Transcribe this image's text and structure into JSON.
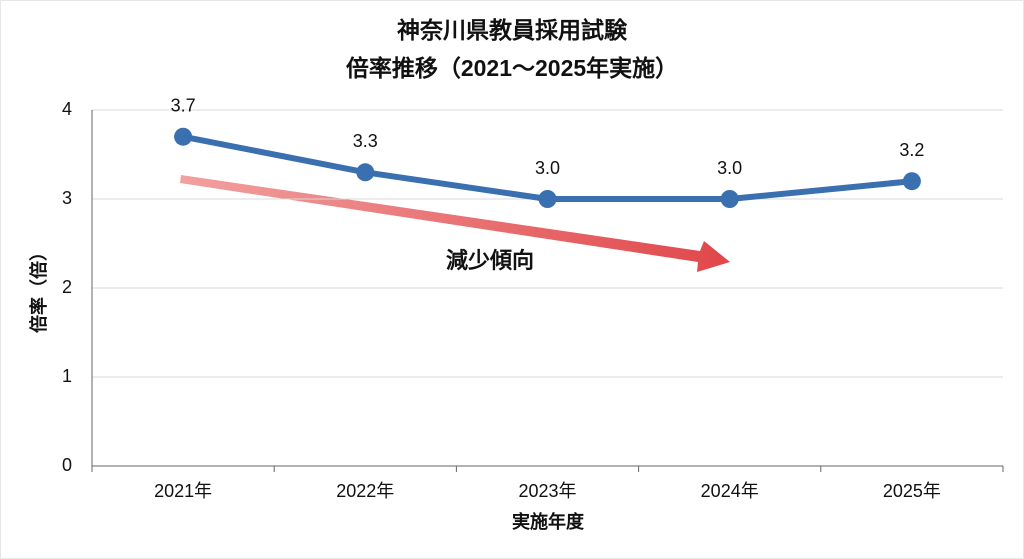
{
  "chart_data": {
    "type": "line",
    "title": "神奈川県教員採用試験",
    "subtitle": "倍率推移（2021〜2025年実施）",
    "y_label": "倍率（倍）",
    "x_label": "実施年度",
    "annotation": "減少傾向",
    "categories": [
      "2021年",
      "2022年",
      "2023年",
      "2024年",
      "2025年"
    ],
    "values": [
      3.7,
      3.3,
      3.0,
      3.0,
      3.2
    ],
    "value_labels": [
      "3.7",
      "3.3",
      "3.0",
      "3.0",
      "3.2"
    ],
    "color": "#3a6fb0",
    "ylim": [
      0,
      4
    ],
    "yticks": [
      0,
      1,
      2,
      3,
      4
    ],
    "grid": true
  }
}
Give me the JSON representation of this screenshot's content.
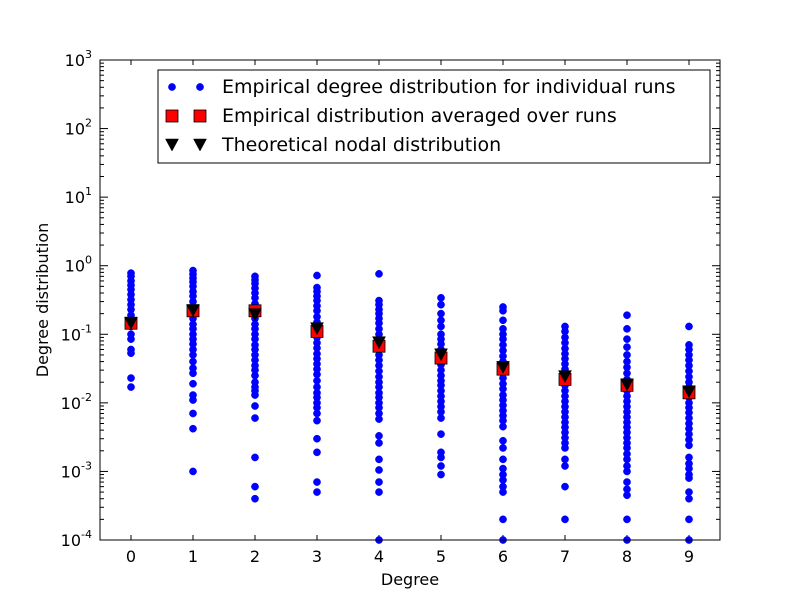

— Short problem —
Return to the listing above and set it down exactly, leaving out its pictures.

— Solution to this task —
Transcribe this image's text and structure into JSON.
{
  "chart_data": {
    "type": "line",
    "title": "神奈川県教員採用試験",
    "subtitle": "倍率推移（2021〜2025年実施）",
    "y_label": "倍率（倍）",
    "x_label": "実施年度",
    "annotation": "減少傾向",
    "categories": [
      "2021年",
      "2022年",
      "2023年",
      "2024年",
      "2025年"
    ],
    "values": [
      3.7,
      3.3,
      3.0,
      3.0,
      3.2
    ],
    "value_labels": [
      "3.7",
      "3.3",
      "3.0",
      "3.0",
      "3.2"
    ],
    "color": "#3a6fb0",
    "ylim": [
      0,
      4
    ],
    "yticks": [
      0,
      1,
      2,
      3,
      4
    ],
    "grid": true
  }
}
Give me the JSON representation of this screenshot's content.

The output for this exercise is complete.